EXERCISE OBJECTIVE
Copy out every line that contains the word "JSON".

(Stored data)
┄┄┄┄┄┄┄┄┄┄┄┄┄┄┄┄┄┄┄┄

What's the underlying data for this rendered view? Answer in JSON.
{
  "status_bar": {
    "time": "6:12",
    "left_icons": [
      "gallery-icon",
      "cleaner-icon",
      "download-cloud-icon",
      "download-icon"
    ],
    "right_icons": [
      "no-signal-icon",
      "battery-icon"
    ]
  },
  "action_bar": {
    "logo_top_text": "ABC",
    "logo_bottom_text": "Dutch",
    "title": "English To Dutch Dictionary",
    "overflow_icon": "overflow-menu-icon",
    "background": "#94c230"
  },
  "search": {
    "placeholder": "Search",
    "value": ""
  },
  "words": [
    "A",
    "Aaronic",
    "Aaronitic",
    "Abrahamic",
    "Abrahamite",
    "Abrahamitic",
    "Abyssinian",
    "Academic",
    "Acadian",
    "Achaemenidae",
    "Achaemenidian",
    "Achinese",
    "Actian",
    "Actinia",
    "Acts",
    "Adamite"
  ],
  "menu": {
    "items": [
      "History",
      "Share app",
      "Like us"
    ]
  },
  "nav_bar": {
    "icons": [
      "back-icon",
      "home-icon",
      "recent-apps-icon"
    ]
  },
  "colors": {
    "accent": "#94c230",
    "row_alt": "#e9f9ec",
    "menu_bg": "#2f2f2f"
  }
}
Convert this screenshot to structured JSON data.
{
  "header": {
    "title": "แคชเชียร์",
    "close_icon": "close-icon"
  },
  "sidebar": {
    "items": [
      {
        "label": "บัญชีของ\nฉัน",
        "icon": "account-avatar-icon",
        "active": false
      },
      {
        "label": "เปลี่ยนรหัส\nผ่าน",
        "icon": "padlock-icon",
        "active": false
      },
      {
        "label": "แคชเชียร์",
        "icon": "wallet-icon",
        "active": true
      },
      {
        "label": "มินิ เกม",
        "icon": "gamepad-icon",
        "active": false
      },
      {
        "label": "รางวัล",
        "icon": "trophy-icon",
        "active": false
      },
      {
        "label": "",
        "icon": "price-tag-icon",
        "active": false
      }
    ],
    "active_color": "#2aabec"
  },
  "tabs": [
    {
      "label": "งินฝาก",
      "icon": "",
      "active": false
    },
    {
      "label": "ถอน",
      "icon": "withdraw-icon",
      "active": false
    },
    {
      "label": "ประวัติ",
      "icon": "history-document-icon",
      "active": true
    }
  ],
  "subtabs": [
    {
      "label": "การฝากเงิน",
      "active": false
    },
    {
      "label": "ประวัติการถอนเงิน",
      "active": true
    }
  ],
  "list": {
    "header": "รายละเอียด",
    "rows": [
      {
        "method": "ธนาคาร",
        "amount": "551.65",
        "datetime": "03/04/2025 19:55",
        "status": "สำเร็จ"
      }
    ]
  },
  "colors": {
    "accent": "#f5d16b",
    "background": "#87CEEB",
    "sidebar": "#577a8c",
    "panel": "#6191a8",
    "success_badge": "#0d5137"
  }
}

┄┄┄┄┄┄┄┄┄┄┄┄┄┄┄┄┄┄┄┄

COMPLETE OUTPUT
What's the underlying data for this rendered view? Answer in JSON.
Convert this screenshot to structured JSON data.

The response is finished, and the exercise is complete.